#### Records for the task
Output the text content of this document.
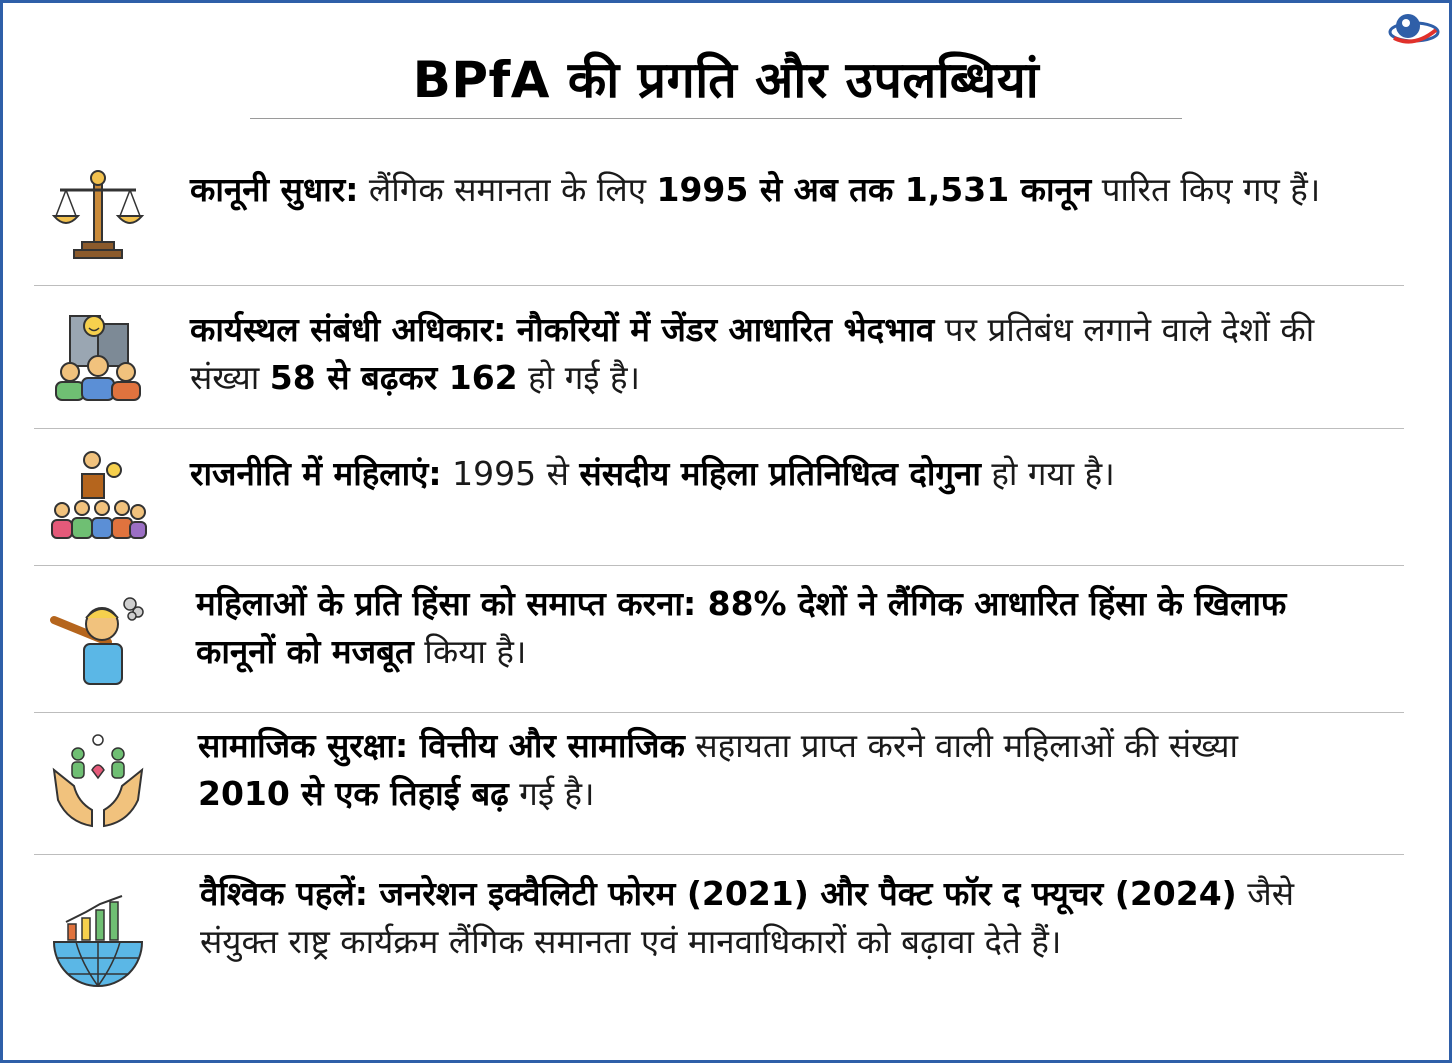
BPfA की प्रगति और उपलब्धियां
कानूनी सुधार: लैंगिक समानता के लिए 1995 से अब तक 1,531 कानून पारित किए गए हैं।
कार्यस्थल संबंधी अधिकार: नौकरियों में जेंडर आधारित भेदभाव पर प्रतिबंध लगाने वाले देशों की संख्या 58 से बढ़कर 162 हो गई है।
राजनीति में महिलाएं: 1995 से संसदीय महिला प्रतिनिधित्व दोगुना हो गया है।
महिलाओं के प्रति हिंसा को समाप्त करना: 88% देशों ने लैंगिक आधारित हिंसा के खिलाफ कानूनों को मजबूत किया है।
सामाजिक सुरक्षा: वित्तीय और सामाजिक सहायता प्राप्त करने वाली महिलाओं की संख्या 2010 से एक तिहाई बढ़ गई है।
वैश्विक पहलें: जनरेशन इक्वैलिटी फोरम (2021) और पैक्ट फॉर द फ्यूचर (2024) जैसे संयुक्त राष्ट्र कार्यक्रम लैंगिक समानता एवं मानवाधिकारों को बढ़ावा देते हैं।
########
#### Records for the task
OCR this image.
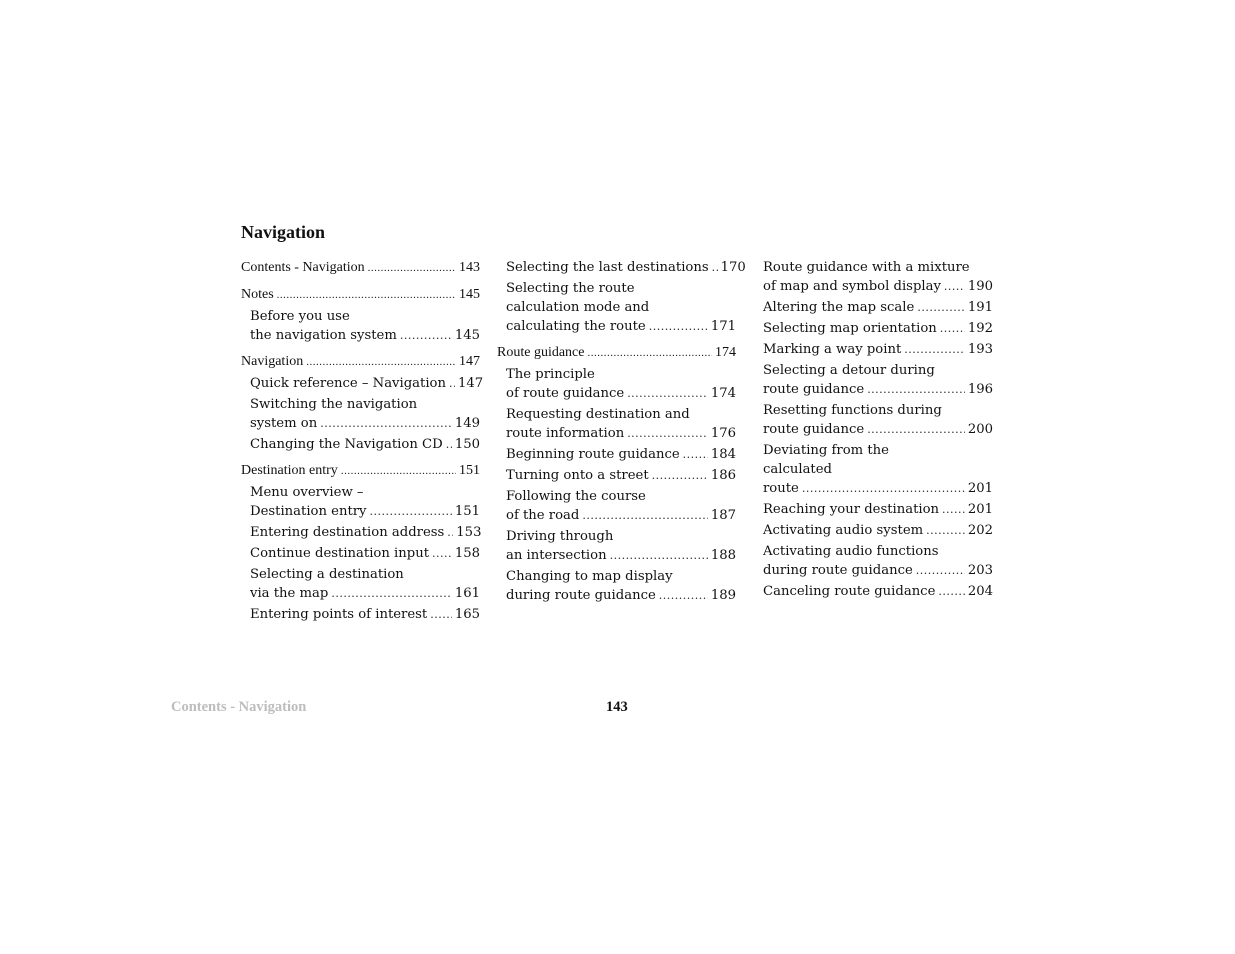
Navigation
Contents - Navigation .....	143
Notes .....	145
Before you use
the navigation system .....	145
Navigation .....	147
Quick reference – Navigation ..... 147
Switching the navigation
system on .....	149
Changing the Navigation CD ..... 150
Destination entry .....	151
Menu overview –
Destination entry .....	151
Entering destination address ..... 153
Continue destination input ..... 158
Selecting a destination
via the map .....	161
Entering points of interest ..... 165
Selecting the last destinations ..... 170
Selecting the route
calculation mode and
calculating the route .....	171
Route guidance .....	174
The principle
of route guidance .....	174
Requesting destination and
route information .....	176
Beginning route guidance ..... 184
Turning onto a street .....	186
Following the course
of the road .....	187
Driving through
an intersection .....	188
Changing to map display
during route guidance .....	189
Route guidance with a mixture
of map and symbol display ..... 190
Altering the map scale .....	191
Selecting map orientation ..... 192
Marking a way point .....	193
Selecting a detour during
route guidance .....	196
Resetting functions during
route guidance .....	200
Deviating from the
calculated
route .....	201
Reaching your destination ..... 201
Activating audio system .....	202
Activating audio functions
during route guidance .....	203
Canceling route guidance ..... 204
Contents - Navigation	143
########
#### Records for the task
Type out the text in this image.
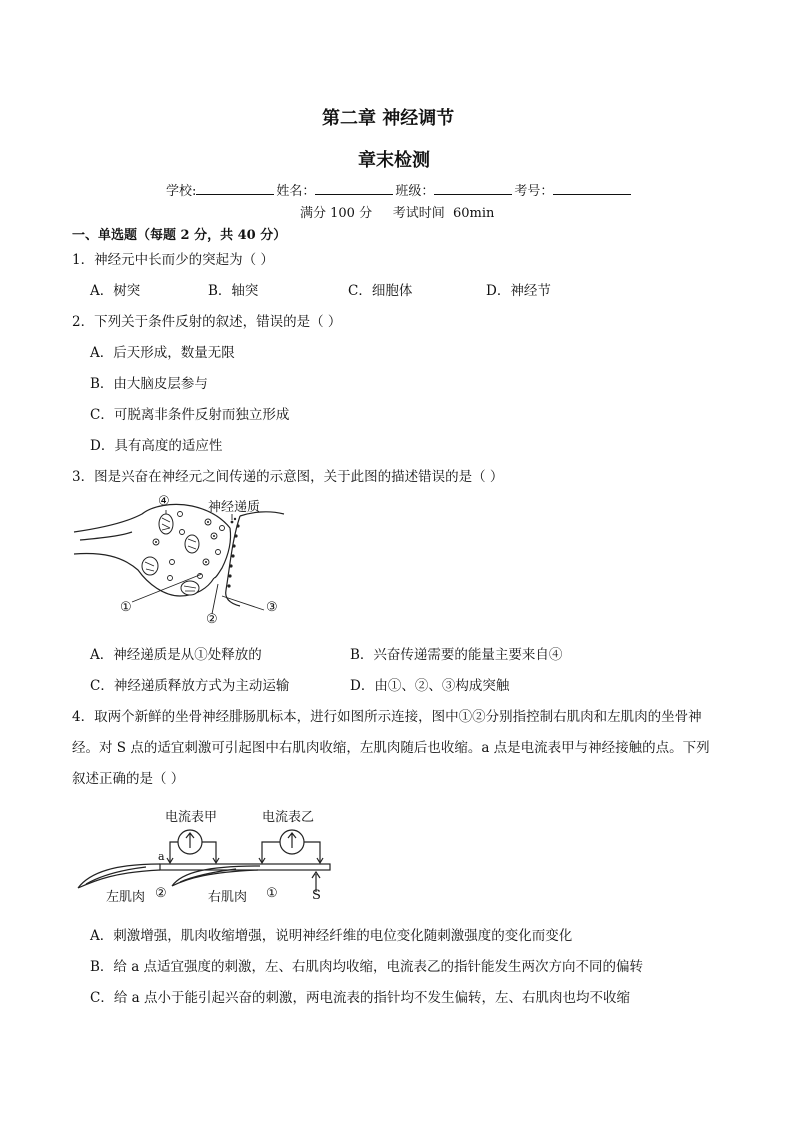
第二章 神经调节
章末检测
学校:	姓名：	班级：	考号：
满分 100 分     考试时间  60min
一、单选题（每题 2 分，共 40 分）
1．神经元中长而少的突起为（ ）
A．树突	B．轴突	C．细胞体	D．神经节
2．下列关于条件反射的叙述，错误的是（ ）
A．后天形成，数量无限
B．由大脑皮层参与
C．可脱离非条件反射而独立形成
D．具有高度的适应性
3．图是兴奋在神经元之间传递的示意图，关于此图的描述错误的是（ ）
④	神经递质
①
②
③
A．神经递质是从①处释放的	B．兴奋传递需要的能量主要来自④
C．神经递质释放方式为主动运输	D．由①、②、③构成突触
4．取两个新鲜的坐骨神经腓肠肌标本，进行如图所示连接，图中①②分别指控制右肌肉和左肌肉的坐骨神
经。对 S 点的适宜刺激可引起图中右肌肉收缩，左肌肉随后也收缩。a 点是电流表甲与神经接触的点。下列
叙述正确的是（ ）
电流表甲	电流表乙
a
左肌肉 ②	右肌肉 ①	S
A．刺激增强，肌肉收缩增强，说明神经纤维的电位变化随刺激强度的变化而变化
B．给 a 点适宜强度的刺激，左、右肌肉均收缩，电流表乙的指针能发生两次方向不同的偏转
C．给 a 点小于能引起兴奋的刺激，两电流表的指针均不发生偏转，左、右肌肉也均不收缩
########
**Instruction**
Tally how many lines of the data include the word "during". Write the number and nothing else.

**Result**
4